[Excerpt from a dataset]

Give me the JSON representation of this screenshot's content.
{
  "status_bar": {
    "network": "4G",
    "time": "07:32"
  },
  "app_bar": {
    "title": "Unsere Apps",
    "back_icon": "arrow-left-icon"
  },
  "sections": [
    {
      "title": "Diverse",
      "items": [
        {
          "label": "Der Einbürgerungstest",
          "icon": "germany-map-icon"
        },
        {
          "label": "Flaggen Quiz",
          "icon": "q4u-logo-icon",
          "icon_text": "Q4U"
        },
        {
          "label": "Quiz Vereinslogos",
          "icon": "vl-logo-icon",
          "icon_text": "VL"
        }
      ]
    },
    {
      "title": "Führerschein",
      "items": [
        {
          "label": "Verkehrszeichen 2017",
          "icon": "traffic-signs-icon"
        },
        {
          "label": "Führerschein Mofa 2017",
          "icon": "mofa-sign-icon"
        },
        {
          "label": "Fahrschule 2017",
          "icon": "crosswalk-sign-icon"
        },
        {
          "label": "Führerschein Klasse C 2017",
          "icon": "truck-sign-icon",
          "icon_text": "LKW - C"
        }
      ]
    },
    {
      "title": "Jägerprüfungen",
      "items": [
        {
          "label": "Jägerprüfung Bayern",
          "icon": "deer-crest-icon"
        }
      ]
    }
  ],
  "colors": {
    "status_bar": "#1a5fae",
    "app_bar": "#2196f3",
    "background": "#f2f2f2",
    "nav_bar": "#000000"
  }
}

- _AIM OF THE TASK_:
What is the number of lines in the data that hold the word "Führerschein"? Reply with that number and nothing else.

- _EXERCISE ANSWER_:
3